Find each line with the word "luego" and say how many there are, nothing else.

■ ■ ■ ■ ■ ■ ■

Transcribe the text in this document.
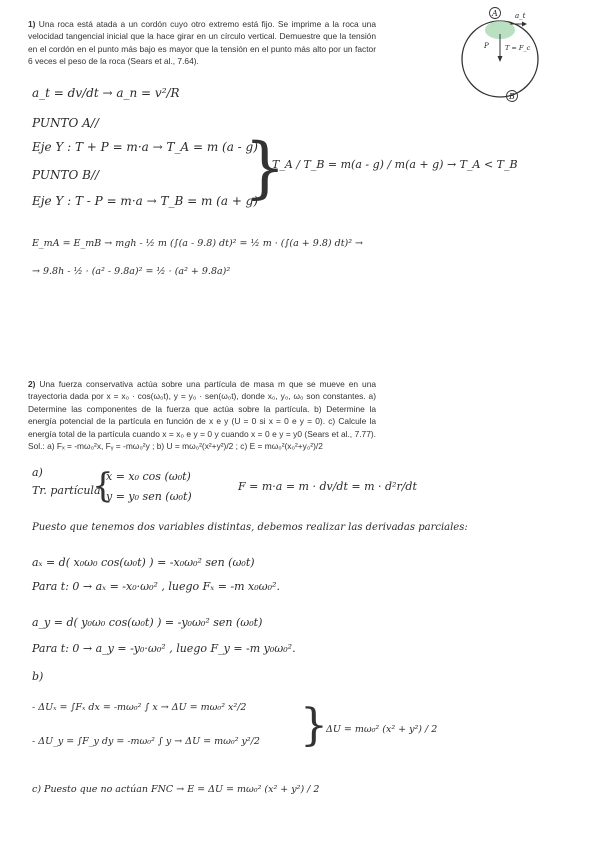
1) Una roca está atada a un cordón cuyo otro extremo está fijo. Se imprime a la roca una velocidad tangencial inicial que la hace girar en un círculo vertical. Demuestre que la tensión en el cordón en el punto más bajo es mayor que la tensión en el punto más alto por un factor 6 veces el peso de la roca (Sears et al., 7.64).
A
B
a_t
P	T = F_c
a_t = dv/dt → a_n = v²/R
PUNTO A//
Eje Y : T + P = m·a → T_A = m (a - g)
PUNTO B//
Eje Y : T - P = m·a → T_B = m (a + g)
}
T_A / T_B = m(a - g) / m(a + g) → T_A < T_B
E_mA = E_mB → mgh - ½ m (∫(a - 9.8) dt)² = ½ m · (∫(a + 9.8) dt)² →
→ 9.8h - ½ · (a² - 9.8a)² = ½ · (a² + 9.8a)²
2) Una fuerza conservativa actúa sobre una partícula de masa m que se mueve en una trayectoria dada por x = x₀ · cos(ω₀t), y = y₀ · sen(ω₀t), donde x₀, y₀, ω₀ son constantes. a) Determine las componentes de la fuerza que actúa sobre la partícula. b) Determine la energía potencial de la partícula en función de x e y (U = 0 si x = 0 e y = 0). c) Calcule la energía total de la partícula cuando x = x₀ e y = 0 y cuando x = 0 e y = y0 (Sears et al., 7.77). Sol.: a) Fₓ = -mω₀²x, Fᵧ = -mω₀²y ; b) U = mω₀²(x²+y²)/2 ; c) E = mω₀²(x₀²+y₀²)/2
a)
Tr. partícula
{
x = x₀ cos (ω₀t)
y = y₀ sen (ω₀t)
F = m·a = m · dv/dt = m · d²r/dt
Puesto que tenemos dos variables distintas, debemos realizar las derivadas parciales:
aₓ = d( x₀ω₀ cos(ω₀t) ) = -x₀ω₀² sen (ω₀t)
Para t: 0 → aₓ = -x₀·ω₀² , luego Fₓ = -m x₀ω₀².
a_y = d( y₀ω₀ cos(ω₀t) ) = -y₀ω₀² sen (ω₀t)
Para t: 0 → a_y = -y₀·ω₀² , luego F_y = -m y₀ω₀².
b)
- ΔUₓ = ∫Fₓ dx = -mω₀² ∫ x → ΔU = mω₀² x²/2
- ΔU_y = ∫F_y dy = -mω₀² ∫ y → ΔU = mω₀² y²/2 }
ΔU = mω₀² (x² + y²) / 2
c) Puesto que no actúan FNC → E = ΔU = mω₀² (x² + y²) / 2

■ ■ ■ ■ ■ ■ ■

Problem solution: 2